— Material shown —
* * * * *
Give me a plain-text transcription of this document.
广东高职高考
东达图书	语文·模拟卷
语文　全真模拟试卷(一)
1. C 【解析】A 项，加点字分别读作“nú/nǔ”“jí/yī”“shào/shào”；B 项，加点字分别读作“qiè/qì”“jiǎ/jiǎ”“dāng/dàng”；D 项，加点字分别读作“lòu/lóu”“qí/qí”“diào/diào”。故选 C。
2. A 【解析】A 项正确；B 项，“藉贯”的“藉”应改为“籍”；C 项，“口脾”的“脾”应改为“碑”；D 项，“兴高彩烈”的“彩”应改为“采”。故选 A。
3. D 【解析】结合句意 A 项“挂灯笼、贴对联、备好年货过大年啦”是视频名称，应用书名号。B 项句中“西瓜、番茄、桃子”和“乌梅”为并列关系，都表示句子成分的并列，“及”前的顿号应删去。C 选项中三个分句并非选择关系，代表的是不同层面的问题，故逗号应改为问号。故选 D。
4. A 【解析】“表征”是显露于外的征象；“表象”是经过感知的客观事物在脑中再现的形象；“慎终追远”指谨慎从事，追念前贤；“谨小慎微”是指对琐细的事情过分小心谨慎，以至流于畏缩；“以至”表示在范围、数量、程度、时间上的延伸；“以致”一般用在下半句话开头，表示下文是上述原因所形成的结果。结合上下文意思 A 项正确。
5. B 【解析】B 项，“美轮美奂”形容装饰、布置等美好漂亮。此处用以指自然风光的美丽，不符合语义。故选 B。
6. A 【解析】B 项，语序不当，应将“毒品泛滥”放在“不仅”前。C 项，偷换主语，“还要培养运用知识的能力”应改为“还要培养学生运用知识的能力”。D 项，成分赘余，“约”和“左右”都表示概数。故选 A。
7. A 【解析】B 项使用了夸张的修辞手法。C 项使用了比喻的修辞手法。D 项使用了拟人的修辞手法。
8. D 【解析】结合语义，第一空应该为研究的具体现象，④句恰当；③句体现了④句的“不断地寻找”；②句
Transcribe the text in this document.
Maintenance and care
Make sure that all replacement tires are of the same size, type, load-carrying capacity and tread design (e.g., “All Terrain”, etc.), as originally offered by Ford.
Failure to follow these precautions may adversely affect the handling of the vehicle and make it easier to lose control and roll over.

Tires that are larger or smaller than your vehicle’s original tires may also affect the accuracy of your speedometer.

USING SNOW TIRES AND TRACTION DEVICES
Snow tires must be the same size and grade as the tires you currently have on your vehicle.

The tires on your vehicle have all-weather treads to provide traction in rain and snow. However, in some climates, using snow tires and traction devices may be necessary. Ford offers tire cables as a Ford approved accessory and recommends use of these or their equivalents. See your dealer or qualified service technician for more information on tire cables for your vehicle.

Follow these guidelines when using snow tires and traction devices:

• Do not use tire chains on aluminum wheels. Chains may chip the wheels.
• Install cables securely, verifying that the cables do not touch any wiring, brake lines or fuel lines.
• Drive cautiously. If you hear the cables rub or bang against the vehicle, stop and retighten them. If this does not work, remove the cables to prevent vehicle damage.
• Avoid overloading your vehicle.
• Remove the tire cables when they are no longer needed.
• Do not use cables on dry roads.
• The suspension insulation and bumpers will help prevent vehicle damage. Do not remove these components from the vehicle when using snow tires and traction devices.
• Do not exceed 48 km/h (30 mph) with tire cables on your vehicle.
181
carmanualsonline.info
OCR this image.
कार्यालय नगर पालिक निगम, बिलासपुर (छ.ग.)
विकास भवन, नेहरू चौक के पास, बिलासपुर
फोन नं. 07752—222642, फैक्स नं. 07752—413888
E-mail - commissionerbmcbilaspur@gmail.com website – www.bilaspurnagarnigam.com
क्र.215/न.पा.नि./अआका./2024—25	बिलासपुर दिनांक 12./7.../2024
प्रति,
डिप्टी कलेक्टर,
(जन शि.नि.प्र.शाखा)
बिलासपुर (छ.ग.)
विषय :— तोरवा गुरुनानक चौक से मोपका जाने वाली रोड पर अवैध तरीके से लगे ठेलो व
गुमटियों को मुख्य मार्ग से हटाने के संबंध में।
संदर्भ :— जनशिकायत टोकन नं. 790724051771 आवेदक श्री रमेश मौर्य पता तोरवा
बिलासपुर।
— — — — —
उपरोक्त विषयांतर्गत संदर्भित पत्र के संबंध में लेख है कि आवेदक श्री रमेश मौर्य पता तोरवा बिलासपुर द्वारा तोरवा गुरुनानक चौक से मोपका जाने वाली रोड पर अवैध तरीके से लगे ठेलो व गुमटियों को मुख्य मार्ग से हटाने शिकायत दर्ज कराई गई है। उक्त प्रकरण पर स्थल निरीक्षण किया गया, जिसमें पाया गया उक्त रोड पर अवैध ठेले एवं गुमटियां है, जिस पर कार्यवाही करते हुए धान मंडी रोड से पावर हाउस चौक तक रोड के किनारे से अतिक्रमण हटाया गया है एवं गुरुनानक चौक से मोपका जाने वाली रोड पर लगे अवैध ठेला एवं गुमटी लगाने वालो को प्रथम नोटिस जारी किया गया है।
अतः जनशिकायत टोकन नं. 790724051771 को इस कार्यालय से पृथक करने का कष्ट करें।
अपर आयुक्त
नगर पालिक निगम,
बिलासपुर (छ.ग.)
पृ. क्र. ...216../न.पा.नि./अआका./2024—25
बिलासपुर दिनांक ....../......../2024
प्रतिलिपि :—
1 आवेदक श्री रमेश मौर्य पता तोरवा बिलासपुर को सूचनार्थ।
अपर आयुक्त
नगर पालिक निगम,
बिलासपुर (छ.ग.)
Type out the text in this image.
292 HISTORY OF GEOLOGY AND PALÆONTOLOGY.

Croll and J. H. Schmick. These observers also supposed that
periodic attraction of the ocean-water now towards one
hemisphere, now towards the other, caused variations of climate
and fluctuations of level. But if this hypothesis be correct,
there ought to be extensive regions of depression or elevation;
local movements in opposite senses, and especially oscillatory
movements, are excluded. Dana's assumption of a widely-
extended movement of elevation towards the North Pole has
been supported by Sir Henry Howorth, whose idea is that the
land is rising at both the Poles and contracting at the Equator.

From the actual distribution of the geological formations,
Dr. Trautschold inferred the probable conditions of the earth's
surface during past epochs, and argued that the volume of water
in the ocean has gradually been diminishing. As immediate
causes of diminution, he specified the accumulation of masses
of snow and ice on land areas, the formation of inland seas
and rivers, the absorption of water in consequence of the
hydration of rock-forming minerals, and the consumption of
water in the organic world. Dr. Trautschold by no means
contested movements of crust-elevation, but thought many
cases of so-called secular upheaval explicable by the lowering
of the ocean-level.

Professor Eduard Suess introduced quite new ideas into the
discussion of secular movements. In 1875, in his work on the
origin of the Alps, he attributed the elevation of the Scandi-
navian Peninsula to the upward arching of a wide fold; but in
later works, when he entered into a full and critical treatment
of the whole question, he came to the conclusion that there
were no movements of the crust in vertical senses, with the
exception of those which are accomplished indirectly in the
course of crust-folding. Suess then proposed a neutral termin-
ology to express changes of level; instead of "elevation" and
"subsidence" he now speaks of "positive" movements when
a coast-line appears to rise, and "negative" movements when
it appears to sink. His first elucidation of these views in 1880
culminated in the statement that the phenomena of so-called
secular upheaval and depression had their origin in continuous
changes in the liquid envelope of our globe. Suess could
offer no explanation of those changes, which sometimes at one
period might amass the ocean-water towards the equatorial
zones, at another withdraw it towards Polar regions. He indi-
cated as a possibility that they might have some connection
* * * * *
— Task prompt —
Pick out all lines from the data above in which the word "might" appears.

— Response —
period might amass the ocean-water towards the equatorial
cated as a possibility that they might have some connection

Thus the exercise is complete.